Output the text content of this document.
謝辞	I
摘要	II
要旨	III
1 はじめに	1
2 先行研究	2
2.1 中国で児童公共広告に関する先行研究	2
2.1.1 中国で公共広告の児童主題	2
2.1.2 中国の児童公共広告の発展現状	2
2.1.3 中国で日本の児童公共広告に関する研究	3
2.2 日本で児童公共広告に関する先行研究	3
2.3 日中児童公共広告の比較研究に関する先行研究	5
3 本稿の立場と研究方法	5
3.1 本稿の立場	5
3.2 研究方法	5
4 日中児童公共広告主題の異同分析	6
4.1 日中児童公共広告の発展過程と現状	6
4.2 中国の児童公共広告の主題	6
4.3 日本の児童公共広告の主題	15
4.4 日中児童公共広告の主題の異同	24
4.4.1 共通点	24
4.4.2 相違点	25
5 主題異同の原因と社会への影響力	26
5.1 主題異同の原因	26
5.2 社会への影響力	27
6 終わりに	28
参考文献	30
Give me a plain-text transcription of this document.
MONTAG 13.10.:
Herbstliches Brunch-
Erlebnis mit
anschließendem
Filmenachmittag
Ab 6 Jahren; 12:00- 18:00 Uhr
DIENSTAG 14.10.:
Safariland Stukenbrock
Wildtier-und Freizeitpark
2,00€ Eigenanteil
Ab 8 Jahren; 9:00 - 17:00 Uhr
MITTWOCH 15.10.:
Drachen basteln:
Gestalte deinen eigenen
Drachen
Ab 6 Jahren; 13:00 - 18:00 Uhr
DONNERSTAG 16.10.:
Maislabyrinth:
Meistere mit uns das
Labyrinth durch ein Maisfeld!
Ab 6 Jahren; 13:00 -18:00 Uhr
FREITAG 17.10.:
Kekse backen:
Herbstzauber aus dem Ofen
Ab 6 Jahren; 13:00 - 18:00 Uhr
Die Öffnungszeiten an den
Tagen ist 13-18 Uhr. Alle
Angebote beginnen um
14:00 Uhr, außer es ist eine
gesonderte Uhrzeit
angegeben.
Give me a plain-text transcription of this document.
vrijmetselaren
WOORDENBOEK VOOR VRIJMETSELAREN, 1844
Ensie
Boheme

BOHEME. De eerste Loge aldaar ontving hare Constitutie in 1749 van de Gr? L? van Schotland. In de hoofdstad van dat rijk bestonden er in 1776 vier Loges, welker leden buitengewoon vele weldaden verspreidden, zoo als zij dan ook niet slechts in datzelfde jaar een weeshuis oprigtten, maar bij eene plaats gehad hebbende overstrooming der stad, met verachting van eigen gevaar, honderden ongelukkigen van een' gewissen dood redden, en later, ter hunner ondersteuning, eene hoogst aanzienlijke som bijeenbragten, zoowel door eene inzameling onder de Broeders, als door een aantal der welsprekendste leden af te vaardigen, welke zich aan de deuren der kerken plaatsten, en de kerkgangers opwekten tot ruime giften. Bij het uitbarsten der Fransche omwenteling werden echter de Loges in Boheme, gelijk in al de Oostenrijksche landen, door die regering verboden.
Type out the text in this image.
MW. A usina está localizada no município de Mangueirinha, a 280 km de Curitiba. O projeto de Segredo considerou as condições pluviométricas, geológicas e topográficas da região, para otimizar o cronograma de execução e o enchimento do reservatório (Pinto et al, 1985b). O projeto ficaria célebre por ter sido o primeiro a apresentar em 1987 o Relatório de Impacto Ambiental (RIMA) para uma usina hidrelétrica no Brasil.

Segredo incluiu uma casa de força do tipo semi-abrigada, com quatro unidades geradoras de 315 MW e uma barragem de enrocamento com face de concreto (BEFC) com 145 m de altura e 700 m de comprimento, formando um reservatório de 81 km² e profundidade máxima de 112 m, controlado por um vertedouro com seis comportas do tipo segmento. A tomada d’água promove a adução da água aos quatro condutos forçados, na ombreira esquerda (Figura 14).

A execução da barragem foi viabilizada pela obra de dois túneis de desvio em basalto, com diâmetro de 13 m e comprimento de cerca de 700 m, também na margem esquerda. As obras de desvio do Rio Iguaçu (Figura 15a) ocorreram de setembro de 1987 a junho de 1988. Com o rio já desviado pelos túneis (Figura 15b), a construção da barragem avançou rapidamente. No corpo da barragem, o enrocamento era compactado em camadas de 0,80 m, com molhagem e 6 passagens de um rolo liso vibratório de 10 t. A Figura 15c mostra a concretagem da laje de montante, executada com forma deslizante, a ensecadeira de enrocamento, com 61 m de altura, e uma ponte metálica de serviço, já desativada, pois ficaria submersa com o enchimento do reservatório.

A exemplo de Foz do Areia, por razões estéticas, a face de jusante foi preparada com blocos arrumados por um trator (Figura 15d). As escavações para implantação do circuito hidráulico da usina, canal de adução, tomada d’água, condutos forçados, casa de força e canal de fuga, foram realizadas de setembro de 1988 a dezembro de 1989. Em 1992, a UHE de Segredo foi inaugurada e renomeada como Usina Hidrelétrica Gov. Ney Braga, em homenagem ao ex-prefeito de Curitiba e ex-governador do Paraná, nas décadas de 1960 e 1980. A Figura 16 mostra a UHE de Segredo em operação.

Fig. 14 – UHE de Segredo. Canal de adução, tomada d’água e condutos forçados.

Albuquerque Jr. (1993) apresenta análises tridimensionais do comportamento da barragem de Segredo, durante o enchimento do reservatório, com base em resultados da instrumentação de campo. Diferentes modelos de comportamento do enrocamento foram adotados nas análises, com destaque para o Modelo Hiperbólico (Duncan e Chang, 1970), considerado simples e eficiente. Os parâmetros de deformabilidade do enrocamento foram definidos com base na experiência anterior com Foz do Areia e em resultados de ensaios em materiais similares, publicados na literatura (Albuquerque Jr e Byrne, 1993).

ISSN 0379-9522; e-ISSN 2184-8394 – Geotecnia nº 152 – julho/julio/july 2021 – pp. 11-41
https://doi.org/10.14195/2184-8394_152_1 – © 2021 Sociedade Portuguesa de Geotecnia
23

**Your task**
Reproduce the material exactly, with every line intact.

**Final result**
Output the text content of this document.
謝辞	I
摘要	II
要旨	III
1 はじめに	1
2 先行研究	2
2.1 中国で児童公共広告に関する先行研究	2
2.1.1 中国で公共広告の児童主題	2
2.1.2 中国の児童公共広告の発展現状	2
2.1.3 中国で日本の児童公共広告に関する研究	3
2.2 日本で児童公共広告に関する先行研究	3
2.3 日中児童公共広告の比較研究に関する先行研究	5
3 本稿の立場と研究方法	5
3.1 本稿の立場	5
3.2 研究方法	5
4 日中児童公共広告主題の異同分析	6
4.1 日中児童公共広告の発展過程と現状	6
4.2 中国の児童公共広告の主題	6
4.3 日本の児童公共広告の主題	15
4.4 日中児童公共広告の主題の異同	24
4.4.1 共通点	24
4.4.2 相違点	25
5 主題異同の原因と社会への影響力	26
5.1 主題異同の原因	26
5.2 社会への影響力	27
6 終わりに	28
参考文献	30
Give me a plain-text transcription of this document.
MONTAG 13.10.:
Herbstliches Brunch-
Erlebnis mit
anschließendem
Filmenachmittag
Ab 6 Jahren; 12:00- 18:00 Uhr
DIENSTAG 14.10.:
Safariland Stukenbrock
Wildtier-und Freizeitpark
2,00€ Eigenanteil
Ab 8 Jahren; 9:00 - 17:00 Uhr
MITTWOCH 15.10.:
Drachen basteln:
Gestalte deinen eigenen
Drachen
Ab 6 Jahren; 13:00 - 18:00 Uhr
DONNERSTAG 16.10.:
Maislabyrinth:
Meistere mit uns das
Labyrinth durch ein Maisfeld!
Ab 6 Jahren; 13:00 -18:00 Uhr
FREITAG 17.10.:
Kekse backen:
Herbstzauber aus dem Ofen
Ab 6 Jahren; 13:00 - 18:00 Uhr
Die Öffnungszeiten an den
Tagen ist 13-18 Uhr. Alle
Angebote beginnen um
14:00 Uhr, außer es ist eine
gesonderte Uhrzeit
angegeben.
Give me a plain-text transcription of this document.
vrijmetselaren
WOORDENBOEK VOOR VRIJMETSELAREN, 1844
Ensie
Boheme

BOHEME. De eerste Loge aldaar ontving hare Constitutie in 1749 van de Gr? L? van Schotland. In de hoofdstad van dat rijk bestonden er in 1776 vier Loges, welker leden buitengewoon vele weldaden verspreidden, zoo als zij dan ook niet slechts in datzelfde jaar een weeshuis oprigtten, maar bij eene plaats gehad hebbende overstrooming der stad, met verachting van eigen gevaar, honderden ongelukkigen van een' gewissen dood redden, en later, ter hunner ondersteuning, eene hoogst aanzienlijke som bijeenbragten, zoowel door eene inzameling onder de Broeders, als door een aantal der welsprekendste leden af te vaardigen, welke zich aan de deuren der kerken plaatsten, en de kerkgangers opwekten tot ruime giften. Bij het uitbarsten der Fransche omwenteling werden echter de Loges in Boheme, gelijk in al de Oostenrijksche landen, door die regering verboden.
Type out the text in this image.
MW. A usina está localizada no município de Mangueirinha, a 280 km de Curitiba. O projeto de Segredo considerou as condições pluviométricas, geológicas e topográficas da região, para otimizar o cronograma de execução e o enchimento do reservatório (Pinto et al, 1985b). O projeto ficaria célebre por ter sido o primeiro a apresentar em 1987 o Relatório de Impacto Ambiental (RIMA) para uma usina hidrelétrica no Brasil.

Segredo incluiu uma casa de força do tipo semi-abrigada, com quatro unidades geradoras de 315 MW e uma barragem de enrocamento com face de concreto (BEFC) com 145 m de altura e 700 m de comprimento, formando um reservatório de 81 km² e profundidade máxima de 112 m, controlado por um vertedouro com seis comportas do tipo segmento. A tomada d’água promove a adução da água aos quatro condutos forçados, na ombreira esquerda (Figura 14).

A execução da barragem foi viabilizada pela obra de dois túneis de desvio em basalto, com diâmetro de 13 m e comprimento de cerca de 700 m, também na margem esquerda. As obras de desvio do Rio Iguaçu (Figura 15a) ocorreram de setembro de 1987 a junho de 1988. Com o rio já desviado pelos túneis (Figura 15b), a construção da barragem avançou rapidamente. No corpo da barragem, o enrocamento era compactado em camadas de 0,80 m, com molhagem e 6 passagens de um rolo liso vibratório de 10 t. A Figura 15c mostra a concretagem da laje de montante, executada com forma deslizante, a ensecadeira de enrocamento, com 61 m de altura, e uma ponte metálica de serviço, já desativada, pois ficaria submersa com o enchimento do reservatório.

A exemplo de Foz do Areia, por razões estéticas, a face de jusante foi preparada com blocos arrumados por um trator (Figura 15d). As escavações para implantação do circuito hidráulico da usina, canal de adução, tomada d’água, condutos forçados, casa de força e canal de fuga, foram realizadas de setembro de 1988 a dezembro de 1989. Em 1992, a UHE de Segredo foi inaugurada e renomeada como Usina Hidrelétrica Gov. Ney Braga, em homenagem ao ex-prefeito de Curitiba e ex-governador do Paraná, nas décadas de 1960 e 1980. A Figura 16 mostra a UHE de Segredo em operação.

Fig. 14 – UHE de Segredo. Canal de adução, tomada d’água e condutos forçados.

Albuquerque Jr. (1993) apresenta análises tridimensionais do comportamento da barragem de Segredo, durante o enchimento do reservatório, com base em resultados da instrumentação de campo. Diferentes modelos de comportamento do enrocamento foram adotados nas análises, com destaque para o Modelo Hiperbólico (Duncan e Chang, 1970), considerado simples e eficiente. Os parâmetros de deformabilidade do enrocamento foram definidos com base na experiência anterior com Foz do Areia e em resultados de ensaios em materiais similares, publicados na literatura (Albuquerque Jr e Byrne, 1993).

ISSN 0379-9522; e-ISSN 2184-8394 – Geotecnia nº 152 – julho/julio/july 2021 – pp. 11-41
https://doi.org/10.14195/2184-8394_152_1 – © 2021 Sociedade Portuguesa de Geotecnia
23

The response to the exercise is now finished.